## WRITTEN PROBLEM
Write out every entry exactly as given, but omit the pictures.

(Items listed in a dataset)
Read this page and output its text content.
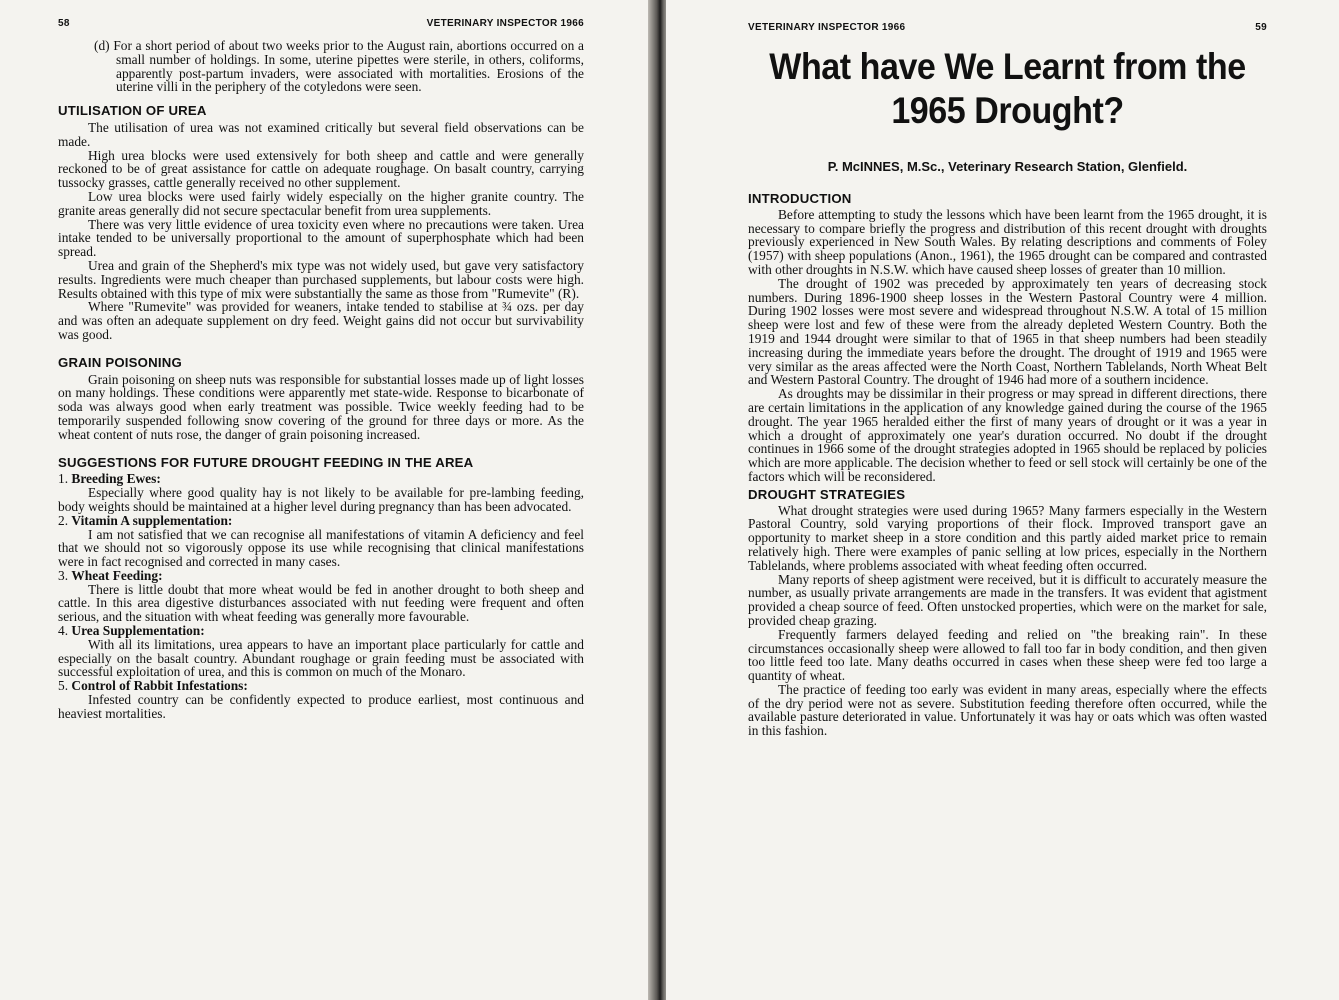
58	VETERINARY INSPECTOR 1966

(d) For a short period of about two weeks prior to the August rain, abortions occurred on a small number of holdings. In some, uterine pipettes were sterile, in others, coliforms, apparently post-partum invaders, were associated with mortalities. Erosions of the uterine villi in the periphery of the cotyledons were seen.

UTILISATION OF UREA

The utilisation of urea was not examined critically but several field observations can be made.

High urea blocks were used extensively for both sheep and cattle and were generally reckoned to be of great assistance for cattle on adequate roughage. On basalt country, carrying tussocky grasses, cattle generally received no other supplement.

Low urea blocks were used fairly widely especially on the higher granite country. The granite areas generally did not secure spectacular benefit from urea supplements.

There was very little evidence of urea toxicity even where no precautions were taken. Urea intake tended to be universally proportional to the amount of superphosphate which had been spread.

Urea and grain of the Shepherd's mix type was not widely used, but gave very satisfactory results. Ingredients were much cheaper than purchased supplements, but labour costs were high. Results obtained with this type of mix were substantially the same as those from "Rumevite" (R).

Where "Rumevite" was provided for weaners, intake tended to stabilise at ¾ ozs. per day and was often an adequate supplement on dry feed. Weight gains did not occur but survivability was good.

GRAIN POISONING

Grain poisoning on sheep nuts was responsible for substantial losses made up of light losses on many holdings. These conditions were apparently met state-wide. Response to bicarbonate of soda was always good when early treatment was possible. Twice weekly feeding had to be temporarily suspended following snow covering of the ground for three days or more. As the wheat content of nuts rose, the danger of grain poisoning increased.

SUGGESTIONS FOR FUTURE DROUGHT FEEDING IN THE AREA

1. Breeding Ewes:

Especially where good quality hay is not likely to be available for pre-lambing feeding, body weights should be maintained at a higher level during pregnancy than has been advocated.

2. Vitamin A supplementation:

I am not satisfied that we can recognise all manifestations of vitamin A deficiency and feel that we should not so vigorously oppose its use while recognising that clinical manifestations were in fact recognised and corrected in many cases.

3. Wheat Feeding:

There is little doubt that more wheat would be fed in another drought to both sheep and cattle. In this area digestive disturbances associated with nut feeding were frequent and often serious, and the situation with wheat feeding was generally more favourable.

4. Urea Supplementation:

With all its limitations, urea appears to have an important place particularly for cattle and especially on the basalt country. Abundant roughage or grain feeding must be associated with successful exploitation of urea, and this is common on much of the Monaro.

5. Control of Rabbit Infestations:

Infested country can be confidently expected to produce earliest, most continuous and heaviest mortalities.

VETERINARY INSPECTOR 1966	59
What have We Learnt from the
1965 Drought?
P. McINNES, M.Sc., Veterinary Research Station, Glenfield.
INTRODUCTION

Before attempting to study the lessons which have been learnt from the 1965 drought, it is necessary to compare briefly the progress and distribution of this recent drought with droughts previously experienced in New South Wales. By relating descriptions and comments of Foley (1957) with sheep populations (Anon., 1961), the 1965 drought can be compared and contrasted with other droughts in N.S.W. which have caused sheep losses of greater than 10 million.

The drought of 1902 was preceded by approximately ten years of decreasing stock numbers. During 1896-1900 sheep losses in the Western Pastoral Country were 4 million. During 1902 losses were most severe and widespread throughout N.S.W. A total of 15 million sheep were lost and few of these were from the already depleted Western Country. Both the 1919 and 1944 drought were similar to that of 1965 in that sheep numbers had been steadily increasing during the immediate years before the drought. The drought of 1919 and 1965 were very similar as the areas affected were the North Coast, Northern Tablelands, North Wheat Belt and Western Pastoral Country. The drought of 1946 had more of a southern incidence.

As droughts may be dissimilar in their progress or may spread in different directions, there are certain limitations in the application of any knowledge gained during the course of the 1965 drought. The year 1965 heralded either the first of many years of drought or it was a year in which a drought of approximately one year's duration occurred. No doubt if the drought continues in 1966 some of the drought strategies adopted in 1965 should be replaced by policies which are more applicable. The decision whether to feed or sell stock will certainly be one of the factors which will be reconsidered.

DROUGHT STRATEGIES

What drought strategies were used during 1965? Many farmers especially in the Western Pastoral Country, sold varying proportions of their flock. Improved transport gave an opportunity to market sheep in a store condition and this partly aided market price to remain relatively high. There were examples of panic selling at low prices, especially in the Northern Tablelands, where problems associated with wheat feeding often occurred.

Many reports of sheep agistment were received, but it is difficult to accurately measure the number, as usually private arrangements are made in the transfers. It was evident that agistment provided a cheap source of feed. Often unstocked properties, which were on the market for sale, provided cheap grazing.

Frequently farmers delayed feeding and relied on "the breaking rain". In these circumstances occasionally sheep were allowed to fall too far in body condition, and then given too little feed too late. Many deaths occurred in cases when these sheep were fed too large a quantity of wheat.

The practice of feeding too early was evident in many areas, especially where the effects of the dry period were not as severe. Substitution feeding therefore often occurred, while the available pasture deteriorated in value. Unfortunately it was hay or oats which was often wasted in this fashion.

## SOLUTION FOR THIS PROBLEM
Read this page and output its text content.
58	VETERINARY INSPECTOR 1966

(d) For a short period of about two weeks prior to the August rain, abortions occurred on a small number of holdings. In some, uterine pipettes were sterile, in others, coliforms, apparently post-partum invaders, were associated with mortalities. Erosions of the uterine villi in the periphery of the cotyledons were seen.

UTILISATION OF UREA

The utilisation of urea was not examined critically but several field observations can be made.

High urea blocks were used extensively for both sheep and cattle and were generally reckoned to be of great assistance for cattle on adequate roughage. On basalt country, carrying tussocky grasses, cattle generally received no other supplement.

Low urea blocks were used fairly widely especially on the higher granite country. The granite areas generally did not secure spectacular benefit from urea supplements.

There was very little evidence of urea toxicity even where no precautions were taken. Urea intake tended to be universally proportional to the amount of superphosphate which had been spread.

Urea and grain of the Shepherd's mix type was not widely used, but gave very satisfactory results. Ingredients were much cheaper than purchased supplements, but labour costs were high. Results obtained with this type of mix were substantially the same as those from "Rumevite" (R).

Where "Rumevite" was provided for weaners, intake tended to stabilise at ¾ ozs. per day and was often an adequate supplement on dry feed. Weight gains did not occur but survivability was good.

GRAIN POISONING

Grain poisoning on sheep nuts was responsible for substantial losses made up of light losses on many holdings. These conditions were apparently met state-wide. Response to bicarbonate of soda was always good when early treatment was possible. Twice weekly feeding had to be temporarily suspended following snow covering of the ground for three days or more. As the wheat content of nuts rose, the danger of grain poisoning increased.

SUGGESTIONS FOR FUTURE DROUGHT FEEDING IN THE AREA

1. Breeding Ewes:

Especially where good quality hay is not likely to be available for pre-lambing feeding, body weights should be maintained at a higher level during pregnancy than has been advocated.

2. Vitamin A supplementation:

I am not satisfied that we can recognise all manifestations of vitamin A deficiency and feel that we should not so vigorously oppose its use while recognising that clinical manifestations were in fact recognised and corrected in many cases.

3. Wheat Feeding:

There is little doubt that more wheat would be fed in another drought to both sheep and cattle. In this area digestive disturbances associated with nut feeding were frequent and often serious, and the situation with wheat feeding was generally more favourable.

4. Urea Supplementation:

With all its limitations, urea appears to have an important place particularly for cattle and especially on the basalt country. Abundant roughage or grain feeding must be associated with successful exploitation of urea, and this is common on much of the Monaro.

5. Control of Rabbit Infestations:

Infested country can be confidently expected to produce earliest, most continuous and heaviest mortalities.

VETERINARY INSPECTOR 1966	59
What have We Learnt from the
1965 Drought?
P. McINNES, M.Sc., Veterinary Research Station, Glenfield.
INTRODUCTION

Before attempting to study the lessons which have been learnt from the 1965 drought, it is necessary to compare briefly the progress and distribution of this recent drought with droughts previously experienced in New South Wales. By relating descriptions and comments of Foley (1957) with sheep populations (Anon., 1961), the 1965 drought can be compared and contrasted with other droughts in N.S.W. which have caused sheep losses of greater than 10 million.

The drought of 1902 was preceded by approximately ten years of decreasing stock numbers. During 1896-1900 sheep losses in the Western Pastoral Country were 4 million. During 1902 losses were most severe and widespread throughout N.S.W. A total of 15 million sheep were lost and few of these were from the already depleted Western Country. Both the 1919 and 1944 drought were similar to that of 1965 in that sheep numbers had been steadily increasing during the immediate years before the drought. The drought of 1919 and 1965 were very similar as the areas affected were the North Coast, Northern Tablelands, North Wheat Belt and Western Pastoral Country. The drought of 1946 had more of a southern incidence.

As droughts may be dissimilar in their progress or may spread in different directions, there are certain limitations in the application of any knowledge gained during the course of the 1965 drought. The year 1965 heralded either the first of many years of drought or it was a year in which a drought of approximately one year's duration occurred. No doubt if the drought continues in 1966 some of the drought strategies adopted in 1965 should be replaced by policies which are more applicable. The decision whether to feed or sell stock will certainly be one of the factors which will be reconsidered.

DROUGHT STRATEGIES

What drought strategies were used during 1965? Many farmers especially in the Western Pastoral Country, sold varying proportions of their flock. Improved transport gave an opportunity to market sheep in a store condition and this partly aided market price to remain relatively high. There were examples of panic selling at low prices, especially in the Northern Tablelands, where problems associated with wheat feeding often occurred.

Many reports of sheep agistment were received, but it is difficult to accurately measure the number, as usually private arrangements are made in the transfers. It was evident that agistment provided a cheap source of feed. Often unstocked properties, which were on the market for sale, provided cheap grazing.

Frequently farmers delayed feeding and relied on "the breaking rain". In these circumstances occasionally sheep were allowed to fall too far in body condition, and then given too little feed too late. Many deaths occurred in cases when these sheep were fed too large a quantity of wheat.

The practice of feeding too early was evident in many areas, especially where the effects of the dry period were not as severe. Substitution feeding therefore often occurred, while the available pasture deteriorated in value. Unfortunately it was hay or oats which was often wasted in this fashion.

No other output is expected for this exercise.